== Records for processing ==
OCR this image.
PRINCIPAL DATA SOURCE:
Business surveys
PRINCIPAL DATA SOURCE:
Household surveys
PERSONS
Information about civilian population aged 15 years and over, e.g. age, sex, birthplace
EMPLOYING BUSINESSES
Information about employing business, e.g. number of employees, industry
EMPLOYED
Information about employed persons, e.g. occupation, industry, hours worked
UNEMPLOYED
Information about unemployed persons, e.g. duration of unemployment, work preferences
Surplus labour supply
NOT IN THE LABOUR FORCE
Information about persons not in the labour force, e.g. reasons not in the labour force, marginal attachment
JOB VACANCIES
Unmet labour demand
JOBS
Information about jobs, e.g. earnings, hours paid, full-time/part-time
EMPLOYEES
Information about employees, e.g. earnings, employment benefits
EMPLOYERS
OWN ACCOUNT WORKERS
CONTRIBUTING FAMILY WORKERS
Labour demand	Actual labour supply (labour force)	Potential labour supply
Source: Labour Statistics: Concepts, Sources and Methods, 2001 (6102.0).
===
■ Brief
Pick out each line in the material containing "supply".

■ Task result
Surplus labour supply
Labour demand	Actual labour supply (labour force)	Potential labour supply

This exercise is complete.